<<<<
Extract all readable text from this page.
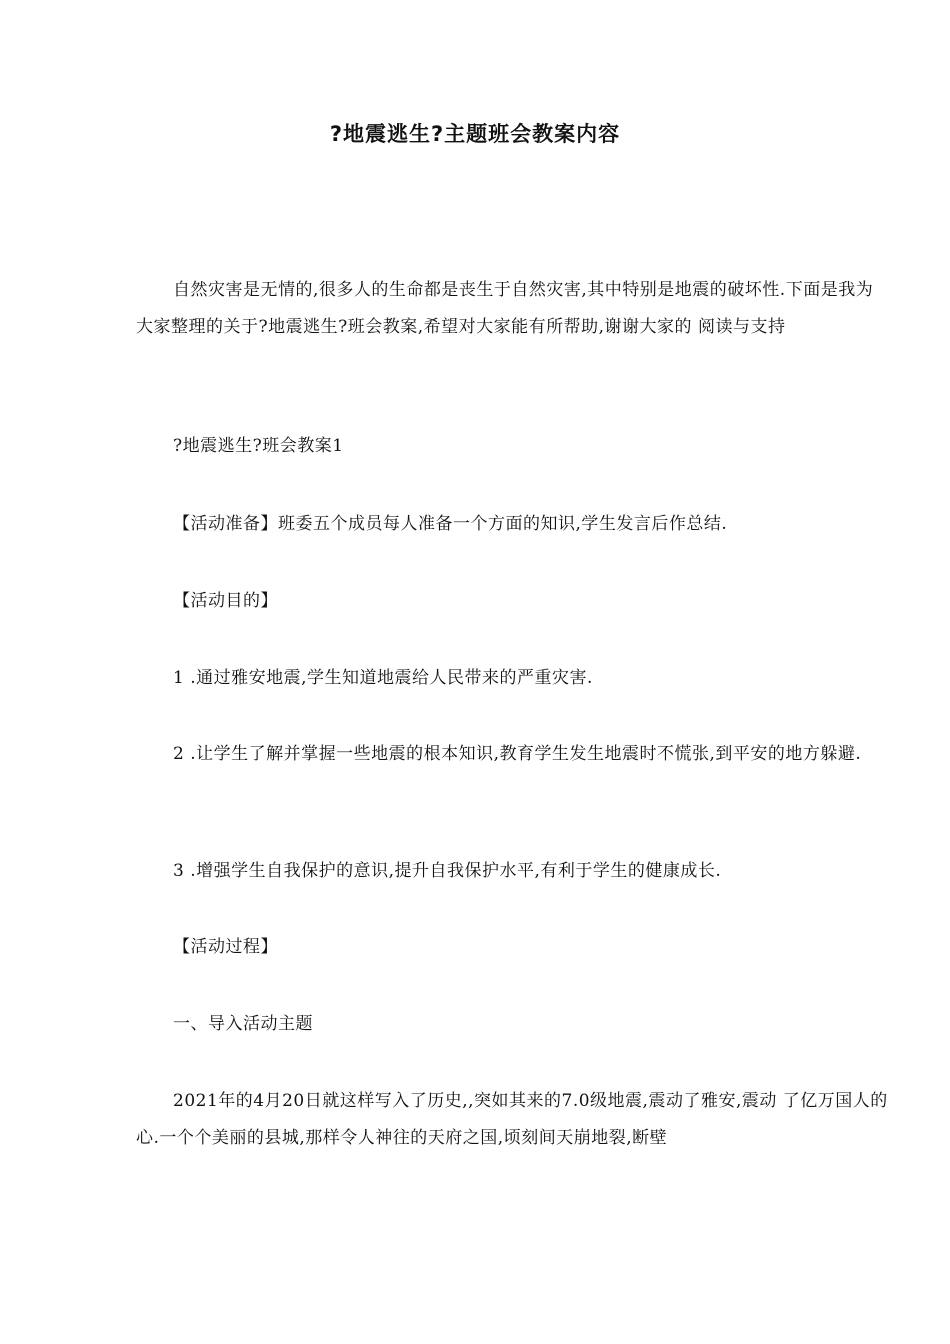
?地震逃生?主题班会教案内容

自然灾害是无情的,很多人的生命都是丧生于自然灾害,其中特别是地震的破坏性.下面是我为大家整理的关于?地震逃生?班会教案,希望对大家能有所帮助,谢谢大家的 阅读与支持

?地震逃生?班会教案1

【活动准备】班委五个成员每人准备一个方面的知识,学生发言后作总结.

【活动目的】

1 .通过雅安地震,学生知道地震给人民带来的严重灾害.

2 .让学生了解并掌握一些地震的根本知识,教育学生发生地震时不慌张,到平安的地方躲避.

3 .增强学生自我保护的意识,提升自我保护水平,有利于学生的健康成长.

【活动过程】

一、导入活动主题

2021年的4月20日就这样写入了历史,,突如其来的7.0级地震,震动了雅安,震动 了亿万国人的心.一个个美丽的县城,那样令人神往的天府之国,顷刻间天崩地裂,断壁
>>>>
Transcribe every entry word for word, but skip the pictures.

Extract all readable text from this page.
?地震逃生?主题班会教案内容

自然灾害是无情的,很多人的生命都是丧生于自然灾害,其中特别是地震的破坏性.下面是我为大家整理的关于?地震逃生?班会教案,希望对大家能有所帮助,谢谢大家的 阅读与支持

?地震逃生?班会教案1

【活动准备】班委五个成员每人准备一个方面的知识,学生发言后作总结.

【活动目的】

1 .通过雅安地震,学生知道地震给人民带来的严重灾害.

2 .让学生了解并掌握一些地震的根本知识,教育学生发生地震时不慌张,到平安的地方躲避.

3 .增强学生自我保护的意识,提升自我保护水平,有利于学生的健康成长.

【活动过程】

一、导入活动主题

2021年的4月20日就这样写入了历史,,突如其来的7.0级地震,震动了雅安,震动 了亿万国人的心.一个个美丽的县城,那样令人神往的天府之国,顷刻间天崩地裂,断壁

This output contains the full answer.